-- EXTRACTED DATA start --

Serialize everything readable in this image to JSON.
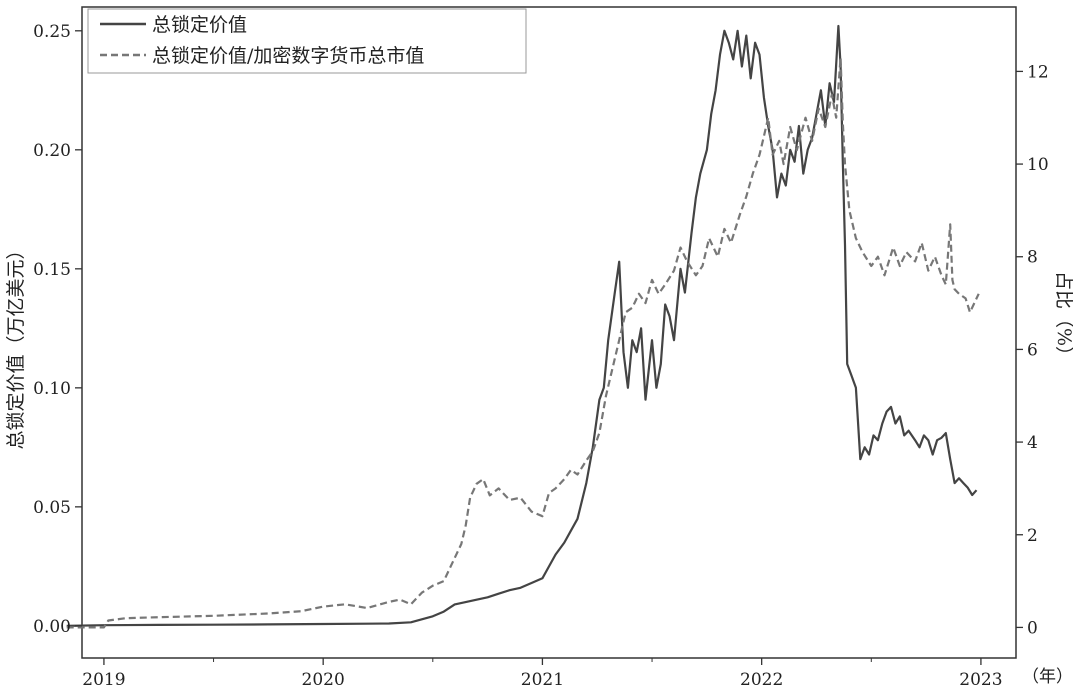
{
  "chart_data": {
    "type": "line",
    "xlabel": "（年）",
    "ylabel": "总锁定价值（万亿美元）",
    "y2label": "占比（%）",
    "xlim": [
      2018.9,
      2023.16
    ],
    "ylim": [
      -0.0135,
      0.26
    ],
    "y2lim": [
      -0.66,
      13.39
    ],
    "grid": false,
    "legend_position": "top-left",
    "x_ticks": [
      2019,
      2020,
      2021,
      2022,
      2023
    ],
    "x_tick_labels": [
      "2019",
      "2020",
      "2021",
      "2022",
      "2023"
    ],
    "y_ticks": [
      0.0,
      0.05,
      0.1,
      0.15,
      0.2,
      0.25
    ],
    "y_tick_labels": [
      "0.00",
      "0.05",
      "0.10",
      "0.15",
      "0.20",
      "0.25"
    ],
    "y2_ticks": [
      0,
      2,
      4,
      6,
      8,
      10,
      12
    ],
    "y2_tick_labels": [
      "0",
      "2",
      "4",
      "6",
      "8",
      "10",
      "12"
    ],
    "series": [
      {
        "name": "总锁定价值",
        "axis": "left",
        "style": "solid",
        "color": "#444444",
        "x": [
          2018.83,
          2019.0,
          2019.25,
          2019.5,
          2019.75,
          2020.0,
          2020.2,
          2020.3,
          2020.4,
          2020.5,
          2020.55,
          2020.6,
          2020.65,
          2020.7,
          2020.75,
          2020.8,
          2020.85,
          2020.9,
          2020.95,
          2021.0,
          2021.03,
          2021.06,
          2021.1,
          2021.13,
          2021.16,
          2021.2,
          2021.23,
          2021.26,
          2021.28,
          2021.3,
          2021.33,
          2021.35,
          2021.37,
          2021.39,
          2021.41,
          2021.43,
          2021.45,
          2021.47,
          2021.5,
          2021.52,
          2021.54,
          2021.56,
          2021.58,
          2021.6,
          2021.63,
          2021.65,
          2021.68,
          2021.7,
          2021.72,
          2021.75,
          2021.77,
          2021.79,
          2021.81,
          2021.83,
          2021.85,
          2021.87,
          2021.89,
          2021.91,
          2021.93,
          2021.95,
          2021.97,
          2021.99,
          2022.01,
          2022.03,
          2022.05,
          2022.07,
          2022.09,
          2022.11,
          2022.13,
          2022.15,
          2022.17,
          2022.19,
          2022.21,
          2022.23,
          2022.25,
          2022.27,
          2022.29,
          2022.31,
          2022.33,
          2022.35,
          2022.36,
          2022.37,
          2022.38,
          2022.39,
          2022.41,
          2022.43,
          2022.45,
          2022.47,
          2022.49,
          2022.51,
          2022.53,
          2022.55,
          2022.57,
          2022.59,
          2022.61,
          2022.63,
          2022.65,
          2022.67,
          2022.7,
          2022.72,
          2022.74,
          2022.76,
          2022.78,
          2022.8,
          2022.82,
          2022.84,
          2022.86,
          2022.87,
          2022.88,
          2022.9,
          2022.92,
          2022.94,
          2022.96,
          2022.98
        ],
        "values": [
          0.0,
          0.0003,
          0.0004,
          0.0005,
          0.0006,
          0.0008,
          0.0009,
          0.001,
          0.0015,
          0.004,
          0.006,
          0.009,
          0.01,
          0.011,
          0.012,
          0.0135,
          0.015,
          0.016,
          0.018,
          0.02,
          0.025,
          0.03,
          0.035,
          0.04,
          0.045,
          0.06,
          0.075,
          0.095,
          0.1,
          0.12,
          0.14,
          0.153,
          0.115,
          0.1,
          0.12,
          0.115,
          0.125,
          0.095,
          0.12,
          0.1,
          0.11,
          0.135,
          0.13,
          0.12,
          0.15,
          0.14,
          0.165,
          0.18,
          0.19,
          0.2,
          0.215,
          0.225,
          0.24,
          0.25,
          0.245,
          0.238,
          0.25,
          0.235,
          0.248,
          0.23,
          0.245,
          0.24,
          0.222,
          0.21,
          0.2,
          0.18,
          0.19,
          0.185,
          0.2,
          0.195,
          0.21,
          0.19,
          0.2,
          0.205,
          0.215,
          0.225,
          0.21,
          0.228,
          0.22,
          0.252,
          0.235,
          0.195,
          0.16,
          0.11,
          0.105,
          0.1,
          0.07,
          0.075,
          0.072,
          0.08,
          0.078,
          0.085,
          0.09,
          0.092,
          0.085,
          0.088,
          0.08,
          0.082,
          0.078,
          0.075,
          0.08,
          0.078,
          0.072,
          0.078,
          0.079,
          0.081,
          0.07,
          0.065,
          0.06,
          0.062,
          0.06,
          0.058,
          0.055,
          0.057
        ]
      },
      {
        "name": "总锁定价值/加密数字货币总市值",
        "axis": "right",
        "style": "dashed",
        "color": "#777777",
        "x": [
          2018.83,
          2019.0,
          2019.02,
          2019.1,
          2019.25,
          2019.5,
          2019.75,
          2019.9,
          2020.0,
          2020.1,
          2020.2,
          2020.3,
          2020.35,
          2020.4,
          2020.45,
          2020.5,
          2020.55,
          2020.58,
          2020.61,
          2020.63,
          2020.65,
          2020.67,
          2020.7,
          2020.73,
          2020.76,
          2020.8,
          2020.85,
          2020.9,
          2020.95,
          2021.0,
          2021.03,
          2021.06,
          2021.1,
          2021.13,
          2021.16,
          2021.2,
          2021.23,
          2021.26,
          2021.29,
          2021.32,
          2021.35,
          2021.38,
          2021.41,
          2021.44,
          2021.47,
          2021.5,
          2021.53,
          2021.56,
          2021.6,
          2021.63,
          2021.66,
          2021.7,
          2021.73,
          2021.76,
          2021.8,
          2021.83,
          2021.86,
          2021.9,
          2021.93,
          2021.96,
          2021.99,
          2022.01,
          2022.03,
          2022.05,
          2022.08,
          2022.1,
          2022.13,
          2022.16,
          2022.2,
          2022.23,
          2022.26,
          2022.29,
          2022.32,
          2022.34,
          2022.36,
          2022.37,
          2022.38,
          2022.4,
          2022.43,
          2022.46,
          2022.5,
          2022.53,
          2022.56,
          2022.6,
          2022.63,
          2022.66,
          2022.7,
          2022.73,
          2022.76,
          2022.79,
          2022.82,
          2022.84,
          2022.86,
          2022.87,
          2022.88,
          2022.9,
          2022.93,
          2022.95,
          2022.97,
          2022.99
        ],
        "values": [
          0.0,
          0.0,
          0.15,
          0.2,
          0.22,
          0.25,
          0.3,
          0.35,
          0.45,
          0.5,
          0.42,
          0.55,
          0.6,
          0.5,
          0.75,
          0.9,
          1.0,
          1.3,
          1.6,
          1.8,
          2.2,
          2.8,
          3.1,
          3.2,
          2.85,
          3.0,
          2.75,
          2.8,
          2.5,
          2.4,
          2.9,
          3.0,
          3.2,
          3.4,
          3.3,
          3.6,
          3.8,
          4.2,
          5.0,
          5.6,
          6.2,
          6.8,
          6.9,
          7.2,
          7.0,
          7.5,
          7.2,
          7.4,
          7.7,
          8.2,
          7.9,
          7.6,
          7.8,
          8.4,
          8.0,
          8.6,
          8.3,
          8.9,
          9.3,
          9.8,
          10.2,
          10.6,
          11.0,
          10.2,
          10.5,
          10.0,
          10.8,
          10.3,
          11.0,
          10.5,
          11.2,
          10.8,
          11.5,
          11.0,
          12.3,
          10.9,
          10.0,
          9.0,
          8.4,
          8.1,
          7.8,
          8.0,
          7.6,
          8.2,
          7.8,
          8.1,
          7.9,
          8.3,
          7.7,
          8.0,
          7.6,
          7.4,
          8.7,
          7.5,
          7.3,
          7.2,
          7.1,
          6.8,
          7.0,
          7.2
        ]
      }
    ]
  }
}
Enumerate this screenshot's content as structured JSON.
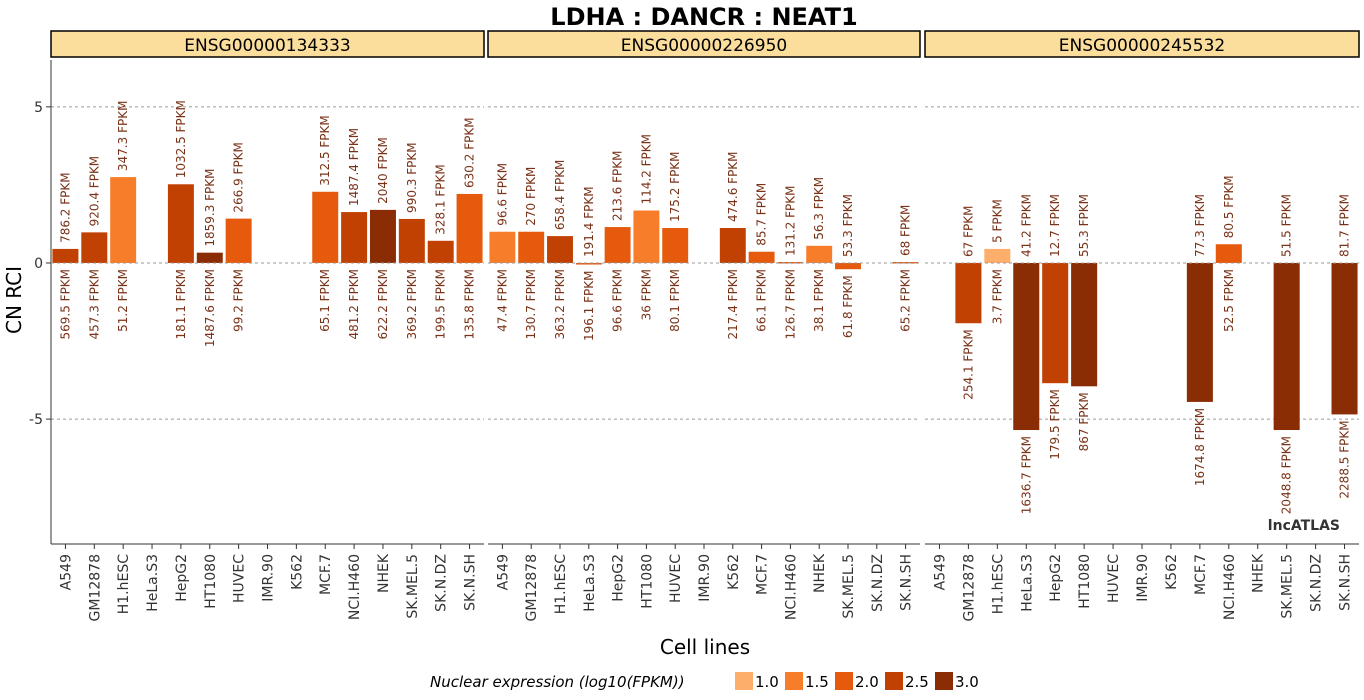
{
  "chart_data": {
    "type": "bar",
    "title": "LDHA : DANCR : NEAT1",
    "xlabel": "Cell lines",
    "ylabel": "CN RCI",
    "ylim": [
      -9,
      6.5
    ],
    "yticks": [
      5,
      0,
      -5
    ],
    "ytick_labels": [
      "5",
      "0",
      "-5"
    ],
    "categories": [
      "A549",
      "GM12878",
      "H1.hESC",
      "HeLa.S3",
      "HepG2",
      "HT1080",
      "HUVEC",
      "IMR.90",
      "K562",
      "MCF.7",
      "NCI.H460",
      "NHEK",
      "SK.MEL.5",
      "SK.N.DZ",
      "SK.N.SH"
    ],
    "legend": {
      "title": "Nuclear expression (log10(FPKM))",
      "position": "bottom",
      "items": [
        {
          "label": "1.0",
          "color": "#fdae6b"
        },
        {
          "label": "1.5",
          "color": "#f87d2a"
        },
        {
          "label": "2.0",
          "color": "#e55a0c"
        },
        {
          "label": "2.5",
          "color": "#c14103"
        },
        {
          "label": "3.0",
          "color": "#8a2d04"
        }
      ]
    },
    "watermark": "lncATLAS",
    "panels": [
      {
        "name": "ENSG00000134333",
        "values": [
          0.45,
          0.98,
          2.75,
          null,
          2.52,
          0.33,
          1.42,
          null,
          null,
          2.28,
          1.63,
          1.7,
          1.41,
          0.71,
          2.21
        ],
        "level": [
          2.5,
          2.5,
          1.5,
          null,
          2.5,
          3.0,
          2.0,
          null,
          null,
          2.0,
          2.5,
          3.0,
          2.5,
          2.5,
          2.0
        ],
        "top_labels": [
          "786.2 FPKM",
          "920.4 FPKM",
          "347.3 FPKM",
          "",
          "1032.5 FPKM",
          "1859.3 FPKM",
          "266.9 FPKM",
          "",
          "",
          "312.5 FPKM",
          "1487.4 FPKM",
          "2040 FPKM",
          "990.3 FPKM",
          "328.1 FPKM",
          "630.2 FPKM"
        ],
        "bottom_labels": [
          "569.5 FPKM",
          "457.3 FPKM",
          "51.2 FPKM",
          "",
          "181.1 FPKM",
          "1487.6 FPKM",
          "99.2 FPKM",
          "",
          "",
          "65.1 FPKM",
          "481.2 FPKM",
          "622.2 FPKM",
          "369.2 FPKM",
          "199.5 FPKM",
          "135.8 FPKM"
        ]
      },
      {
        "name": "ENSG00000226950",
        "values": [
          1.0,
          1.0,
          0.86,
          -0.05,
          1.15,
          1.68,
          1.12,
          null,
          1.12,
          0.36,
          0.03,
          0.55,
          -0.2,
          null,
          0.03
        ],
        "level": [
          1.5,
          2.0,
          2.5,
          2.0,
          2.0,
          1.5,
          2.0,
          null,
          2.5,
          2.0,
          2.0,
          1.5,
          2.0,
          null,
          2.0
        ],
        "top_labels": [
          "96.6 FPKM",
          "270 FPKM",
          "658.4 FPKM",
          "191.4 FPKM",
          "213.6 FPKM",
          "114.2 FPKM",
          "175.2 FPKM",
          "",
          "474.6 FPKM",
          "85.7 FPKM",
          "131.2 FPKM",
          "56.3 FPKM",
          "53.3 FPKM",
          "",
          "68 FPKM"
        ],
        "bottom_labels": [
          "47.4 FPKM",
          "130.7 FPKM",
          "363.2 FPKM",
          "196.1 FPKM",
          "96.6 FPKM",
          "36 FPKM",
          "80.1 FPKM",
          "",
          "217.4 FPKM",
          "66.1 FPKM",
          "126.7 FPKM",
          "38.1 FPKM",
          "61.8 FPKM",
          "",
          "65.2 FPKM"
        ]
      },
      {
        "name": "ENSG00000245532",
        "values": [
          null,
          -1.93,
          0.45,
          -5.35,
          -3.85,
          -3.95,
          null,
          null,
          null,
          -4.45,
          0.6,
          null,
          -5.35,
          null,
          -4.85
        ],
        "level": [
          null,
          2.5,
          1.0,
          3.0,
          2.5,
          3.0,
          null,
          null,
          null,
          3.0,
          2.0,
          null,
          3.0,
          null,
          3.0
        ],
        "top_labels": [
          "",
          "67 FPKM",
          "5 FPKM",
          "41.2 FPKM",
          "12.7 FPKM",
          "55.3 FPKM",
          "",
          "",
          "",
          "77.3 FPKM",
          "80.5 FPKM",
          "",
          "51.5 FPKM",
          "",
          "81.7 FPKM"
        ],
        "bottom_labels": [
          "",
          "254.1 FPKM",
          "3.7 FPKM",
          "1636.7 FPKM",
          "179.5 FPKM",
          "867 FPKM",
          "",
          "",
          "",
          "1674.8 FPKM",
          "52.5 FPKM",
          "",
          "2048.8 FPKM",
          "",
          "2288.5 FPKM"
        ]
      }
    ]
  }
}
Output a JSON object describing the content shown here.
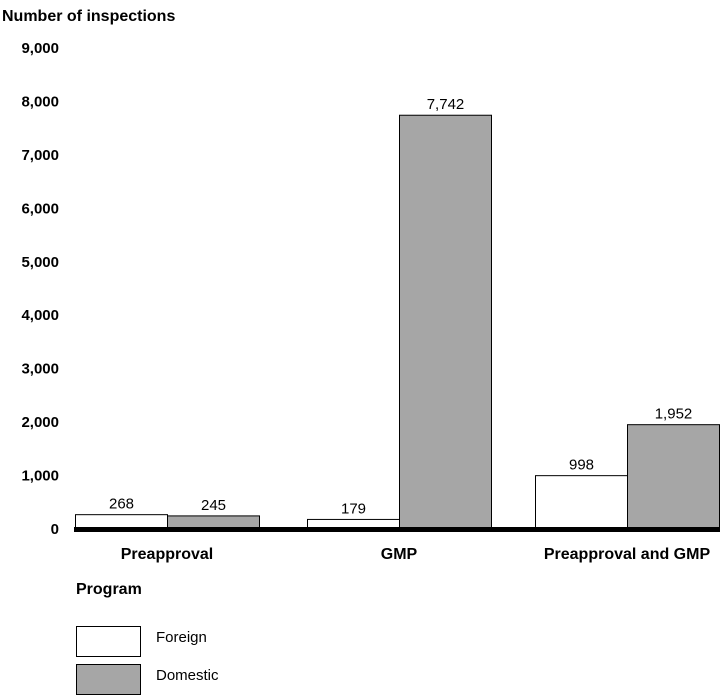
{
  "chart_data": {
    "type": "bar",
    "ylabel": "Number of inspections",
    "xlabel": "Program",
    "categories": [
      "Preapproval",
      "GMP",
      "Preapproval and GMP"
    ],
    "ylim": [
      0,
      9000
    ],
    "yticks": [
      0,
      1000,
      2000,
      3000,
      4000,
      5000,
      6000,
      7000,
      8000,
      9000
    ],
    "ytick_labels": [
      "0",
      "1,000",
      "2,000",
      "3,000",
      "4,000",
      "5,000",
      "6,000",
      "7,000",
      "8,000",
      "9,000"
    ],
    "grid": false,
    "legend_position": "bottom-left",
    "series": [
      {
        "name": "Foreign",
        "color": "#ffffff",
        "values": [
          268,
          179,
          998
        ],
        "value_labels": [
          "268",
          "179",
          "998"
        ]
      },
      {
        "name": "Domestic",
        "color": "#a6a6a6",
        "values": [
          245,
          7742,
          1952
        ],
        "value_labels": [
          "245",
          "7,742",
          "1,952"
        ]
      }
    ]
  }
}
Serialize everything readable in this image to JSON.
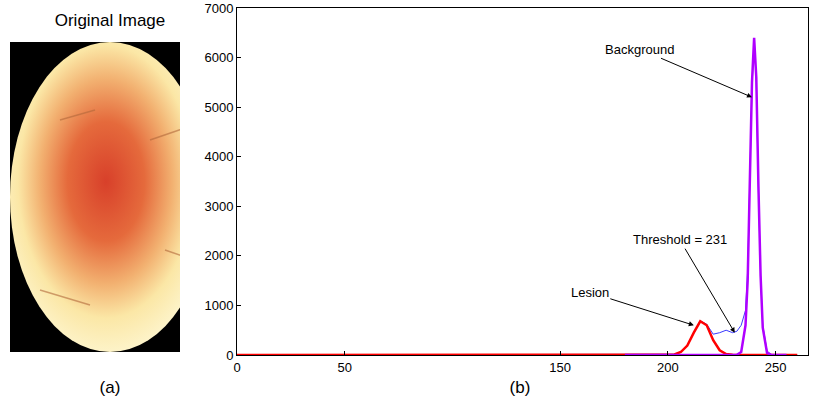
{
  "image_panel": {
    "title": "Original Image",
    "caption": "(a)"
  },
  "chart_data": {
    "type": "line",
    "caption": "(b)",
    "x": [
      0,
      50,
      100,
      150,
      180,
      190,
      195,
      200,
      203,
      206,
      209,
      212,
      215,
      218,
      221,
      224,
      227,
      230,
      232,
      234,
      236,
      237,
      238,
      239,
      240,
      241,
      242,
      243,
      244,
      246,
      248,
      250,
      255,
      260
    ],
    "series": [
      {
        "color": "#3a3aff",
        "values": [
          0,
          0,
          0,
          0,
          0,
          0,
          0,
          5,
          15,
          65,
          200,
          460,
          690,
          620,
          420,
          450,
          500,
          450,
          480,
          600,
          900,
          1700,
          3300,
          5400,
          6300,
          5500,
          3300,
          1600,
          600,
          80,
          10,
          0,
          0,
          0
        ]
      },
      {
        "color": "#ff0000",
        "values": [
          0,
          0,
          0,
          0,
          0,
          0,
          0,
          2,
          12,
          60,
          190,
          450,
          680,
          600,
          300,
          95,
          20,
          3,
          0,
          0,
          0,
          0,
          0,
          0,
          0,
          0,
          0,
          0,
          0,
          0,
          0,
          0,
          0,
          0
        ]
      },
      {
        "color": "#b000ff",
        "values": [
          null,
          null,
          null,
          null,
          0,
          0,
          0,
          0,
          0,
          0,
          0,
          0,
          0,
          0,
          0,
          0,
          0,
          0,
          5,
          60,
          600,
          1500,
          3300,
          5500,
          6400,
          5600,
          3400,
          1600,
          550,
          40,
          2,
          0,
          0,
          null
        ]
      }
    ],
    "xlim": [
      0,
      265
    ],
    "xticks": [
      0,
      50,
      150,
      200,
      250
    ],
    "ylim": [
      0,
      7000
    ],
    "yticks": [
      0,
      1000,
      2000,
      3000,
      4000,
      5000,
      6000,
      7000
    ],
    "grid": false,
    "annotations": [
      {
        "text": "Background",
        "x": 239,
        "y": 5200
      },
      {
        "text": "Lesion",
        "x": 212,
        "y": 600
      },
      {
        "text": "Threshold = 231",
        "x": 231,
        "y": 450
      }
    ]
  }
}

-- EXTRACTED DATA end --

* [GOAL]: Pull every line containing the word "content" out of the entries above.

* [EXPECTED ANSWER]:
Enumerate this screenshot's content as structured JSON.
Output a JSON object describing the content shown here.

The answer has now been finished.